Return the listing below verbatim. Pictures do not belong in the copy.

[SOURCE DATA start]

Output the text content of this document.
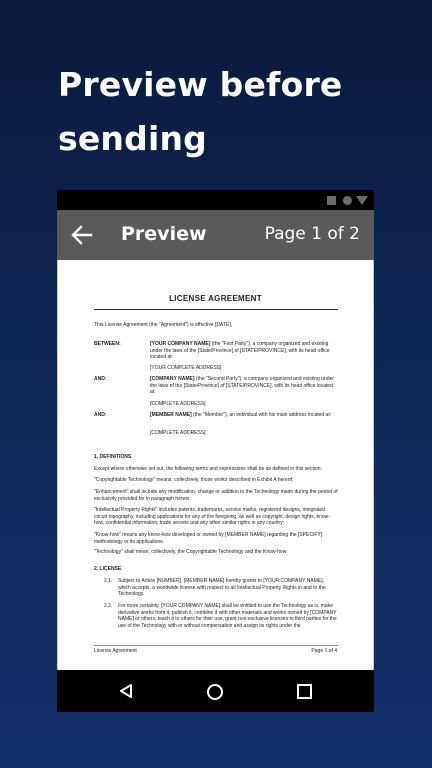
Preview before sending
Preview	Page 1 of 2
LICENSE AGREEMENT
This License Agreement (the "Agreement") is effective [DATE],
BETWEEN:	[YOUR COMPANY NAME] (the "First Party"), a company organized and existing under the laws of the [State/Province] of [STATE/PROVINCE], with its head office located at:
[YOUR COMPLETE ADDRESS]
AND:	[COMPANY NAME] (the "Second Party"), a company organized and existing under the laws of the [State/Province] of [STATE/PROVINCE], with its head office located at:
[COMPLETE ADDRESS]
AND:	[MEMBER NAME] (the "Member"), an individual with his main address located at:
[COMPLETE ADDRESS]
1. DEFINITIONS
Except where otherwise set out, the following terms and expressions shall be as defined in this section:
"Copyrightable Technology" means, collectively, those works described in Exhibit A hereof;
"Enhancement" shall include any modification, change or addition to the Technology made during the period of exclusivity provided for in paragraph herein.
"Intellectual Property Rights" includes patents, trademarks, service marks, registered designs, integrated circuit topography, including applications for any of the foregoing, as well as copyright, design rights, know-how, confidential information, trade secrets and any other similar rights in any country;
"Know-how" means any know-how developed or owned by [MEMBER NAME] regarding the [SPECIFY] methodology or its applications.
"Technology" shall mean, collectively, the Copyrightable Technology and the Know-how.
2. LICENSE
2.1. Subject to Article [NUMBER], [MEMBER NAME] hereby grants to [YOUR COMPANY NAME], which accepts, a worldwide license with respect to all Intellectual Property Rights in and to the Technology.
2.2. For more certainty, [YOUR COMPANY NAME] shall be entitled to use the Technology as is, make derivative works from it, publish it, combine it with other materials and works owned by [COMPANY NAME] or others, teach it to others for their use, grant non-exclusive licenses to third parties for the use of the Technology with or without compensation and assign its rights under the
License Agreement	Page 1 of 4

[SOURCE DATA end]

### ANSWER FOR THIS EXERCISE
Output the text content of this document.
Preview before sending
Preview	Page 1 of 2
LICENSE AGREEMENT
This License Agreement (the "Agreement") is effective [DATE],
BETWEEN:	[YOUR COMPANY NAME] (the "First Party"), a company organized and existing under the laws of the [State/Province] of [STATE/PROVINCE], with its head office located at:
[YOUR COMPLETE ADDRESS]
AND:	[COMPANY NAME] (the "Second Party"), a company organized and existing under the laws of the [State/Province] of [STATE/PROVINCE], with its head office located at:
[COMPLETE ADDRESS]
AND:	[MEMBER NAME] (the "Member"), an individual with his main address located at:
[COMPLETE ADDRESS]
1. DEFINITIONS
Except where otherwise set out, the following terms and expressions shall be as defined in this section:
"Copyrightable Technology" means, collectively, those works described in Exhibit A hereof;
"Enhancement" shall include any modification, change or addition to the Technology made during the period of exclusivity provided for in paragraph herein.
"Intellectual Property Rights" includes patents, trademarks, service marks, registered designs, integrated circuit topography, including applications for any of the foregoing, as well as copyright, design rights, know-how, confidential information, trade secrets and any other similar rights in any country;
"Know-how" means any know-how developed or owned by [MEMBER NAME] regarding the [SPECIFY] methodology or its applications.
"Technology" shall mean, collectively, the Copyrightable Technology and the Know-how.
2. LICENSE
2.1. Subject to Article [NUMBER], [MEMBER NAME] hereby grants to [YOUR COMPANY NAME], which accepts, a worldwide license with respect to all Intellectual Property Rights in and to the Technology.
2.2. For more certainty, [YOUR COMPANY NAME] shall be entitled to use the Technology as is, make derivative works from it, publish it, combine it with other materials and works owned by [COMPANY NAME] or others, teach it to others for their use, grant non-exclusive licenses to third parties for the use of the Technology with or without compensation and assign its rights under the
License Agreement	Page 1 of 4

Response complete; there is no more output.